Which lines below hold the word "Подбор"? Copy all of them.

• • •

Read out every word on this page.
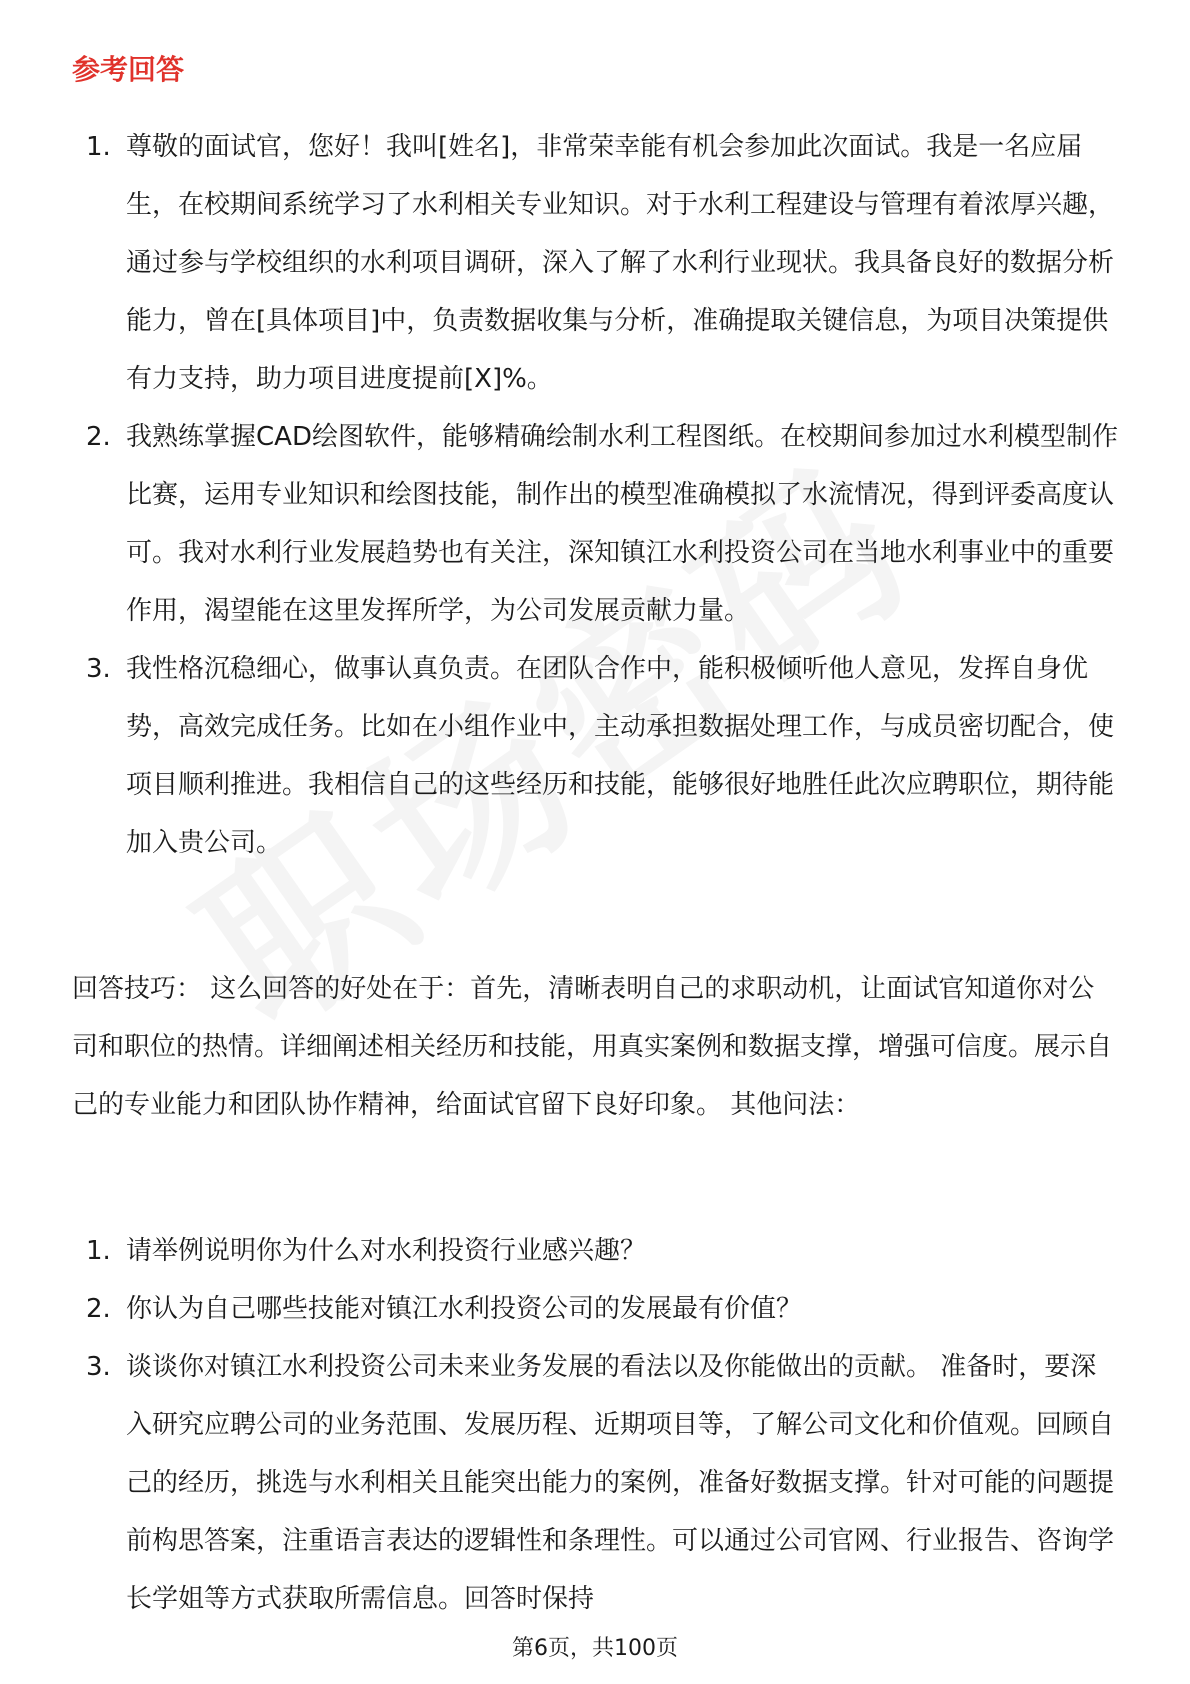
参考回答
1. 尊敬的面试官，您好！我叫[姓名]，非常荣幸能有机会参加此次面试。我是一名应届生，在校期间系统学习了水利相关专业知识。对于水利工程建设与管理有着浓厚兴趣，通过参与学校组织的水利项目调研，深入了解了水利行业现状。我具备良好的数据分析能力，曾在[具体项目]中，负责数据收集与分析，准确提取关键信息，为项目决策提供有力支持，助力项目进度提前[X]%。
2. 我熟练掌握CAD绘图软件，能够精确绘制水利工程图纸。在校期间参加过水利模型制作比赛，运用专业知识和绘图技能，制作出的模型准确模拟了水流情况，得到评委高度认可。我对水利行业发展趋势也有关注，深知镇江水利投资公司在当地水利事业中的重要作用，渴望能在这里发挥所学，为公司发展贡献力量。
3. 我性格沉稳细心，做事认真负责。在团队合作中，能积极倾听他人意见，发挥自身优势，高效完成任务。比如在小组作业中，主动承担数据处理工作，与成员密切配合，使项目顺利推进。我相信自己的这些经历和技能，能够很好地胜任此次应聘职位，期待能加入贵公司。

回答技巧： 这么回答的好处在于：首先，清晰表明自己的求职动机，让面试官知道你对公司和职位的热情。详细阐述相关经历和技能，用真实案例和数据支撑，增强可信度。展示自己的专业能力和团队协作精神，给面试官留下良好印象。 其他问法：

1. 请举例说明你为什么对水利投资行业感兴趣？
2. 你认为自己哪些技能对镇江水利投资公司的发展最有价值？
3. 谈谈你对镇江水利投资公司未来业务发展的看法以及你能做出的贡献。 准备时，要深入研究应聘公司的业务范围、发展历程、近期项目等，了解公司文化和价值观。回顾自己的经历，挑选与水利相关且能突出能力的案例，准备好数据支撑。针对可能的问题提前构思答案，注重语言表达的逻辑性和条理性。可以通过公司官网、行业报告、咨询学长学姐等方式获取所需信息。回答时保持
第6页，共100页
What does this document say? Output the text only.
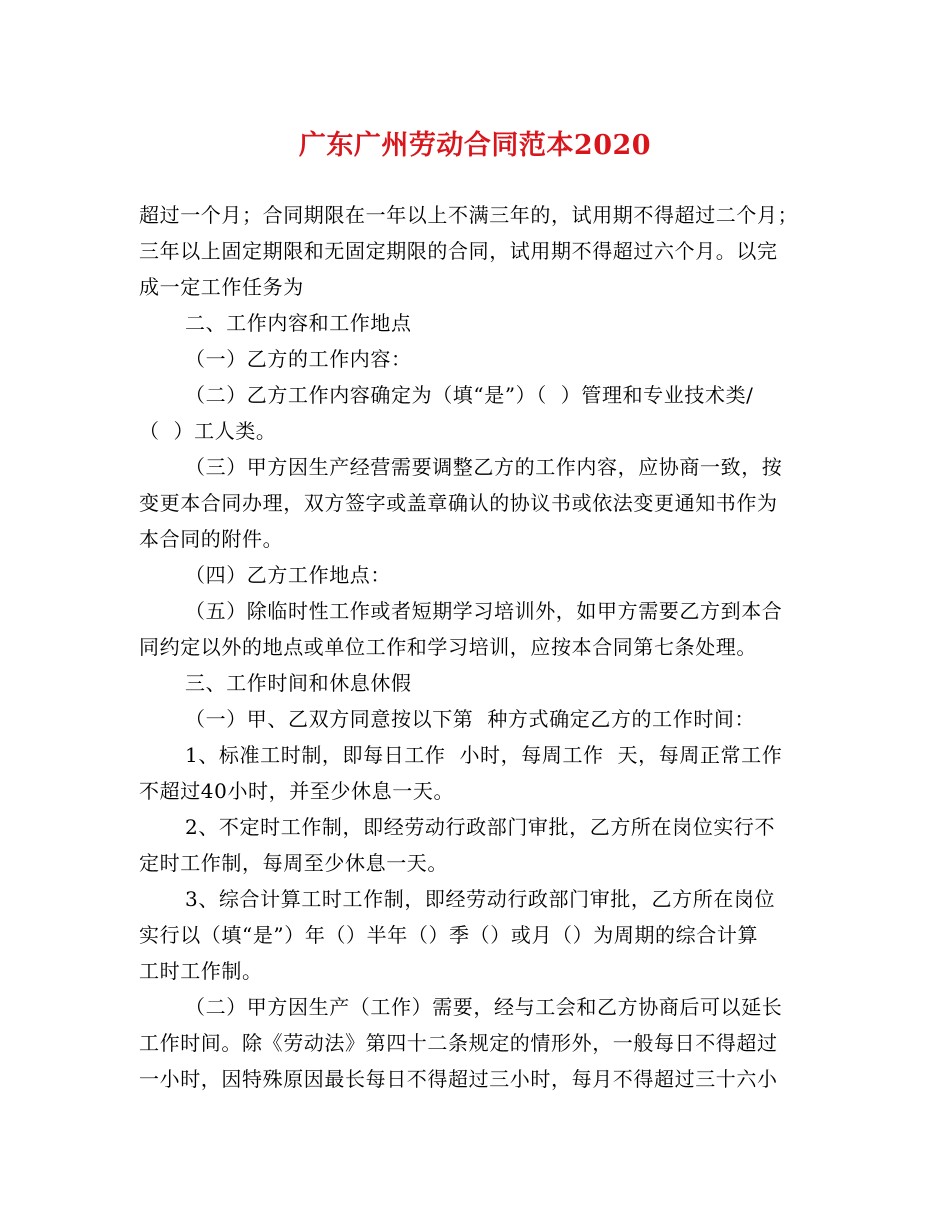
广东广州劳动合同范本2020
超过一个月；合同期限在一年以上不满三年的，试用期不得超过二个月；
三年以上固定期限和无固定期限的合同，试用期不得超过六个月。以完
成一定工作任务为
二、工作内容和工作地点
（一）乙方的工作内容：
（二）乙方工作内容确定为（填“是”）（  ）管理和专业技术类/
（  ）工人类。
（三）甲方因生产经营需要调整乙方的工作内容，应协商一致，按
变更本合同办理，双方签字或盖章确认的协议书或依法变更通知书作为
本合同的附件。
（四）乙方工作地点：
（五）除临时性工作或者短期学习培训外，如甲方需要乙方到本合
同约定以外的地点或单位工作和学习培训，应按本合同第七条处理。
三、工作时间和休息休假
（一）甲、乙双方同意按以下第  种方式确定乙方的工作时间：
1、标准工时制，即每日工作  小时，每周工作  天，每周正常工作
不超过40小时，并至少休息一天。
2、不定时工作制，即经劳动行政部门审批，乙方所在岗位实行不
定时工作制，每周至少休息一天。
3、综合计算工时工作制，即经劳动行政部门审批，乙方所在岗位
实行以（填“是”）年（）半年（）季（）或月（）为周期的综合计算
工时工作制。
（二）甲方因生产（工作）需要，经与工会和乙方协商后可以延长
工作时间。除《劳动法》第四十二条规定的情形外，一般每日不得超过
一小时，因特殊原因最长每日不得超过三小时，每月不得超过三十六小
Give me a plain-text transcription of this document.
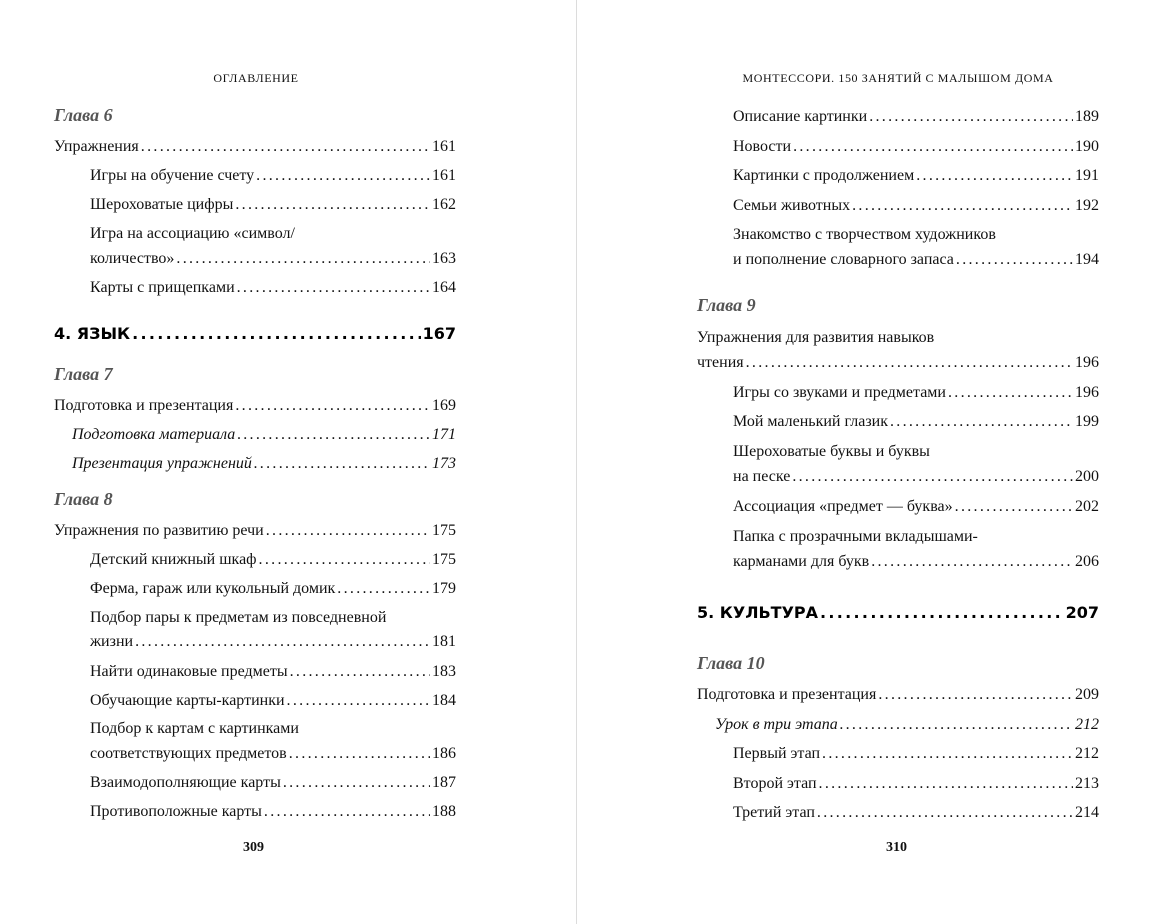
ОГЛАВЛЕНИЕ
Глава 6
Упражнения .....	161
Игры на обучение счету .....	161
Шероховатые цифры .....	162
Игра на ассоциацию «символ/
количество» .....	163
Карты с прищепками .....	164
4. ЯЗЫК .....	167
Глава 7
Подготовка и презентация .....	169
Подготовка материала .....	171
Презентация упражнений .....	173
Глава 8
Упражнения по развитию речи .....	175
Детский книжный шкаф .....	175
Ферма, гараж или кукольный домик .....	179
Подбор пары к предметам из повседневной
жизни .....	181
Найти одинаковые предметы .....	183
Обучающие карты-картинки .....	184
Подбор к картам с картинками
соответствующих предметов .....	186
Взаимодополняющие карты .....	187
Противоположные карты .....	188
309
МОНТЕССОРИ. 150 ЗАНЯТИЙ С МАЛЫШОМ ДОМА
Описание картинки .....	189
Новости .....	190
Картинки с продолжением .....	191
Семьи животных .....	192
Знакомство с творчеством художников
и пополнение словарного запаса .....	194
Глава 9
Упражнения для развития навыков
чтения .....	196
Игры со звуками и предметами .....	196
Мой маленький глазик .....	199
Шероховатые буквы и буквы
на песке .....	200
Ассоциация «предмет — буква» .....	202
Папка с прозрачными вкладышами-
карманами для букв .....	206
5. КУЛЬТУРА .....	207
Глава 10
Подготовка и презентация .....	209
Урок в три этапа .....	212
Первый этап .....	212
Второй этап .....	213
Третий этап .....	214
310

• • •

■ **Final result**
Подбор пары к предметам из повседневной
Подбор к картам с картинками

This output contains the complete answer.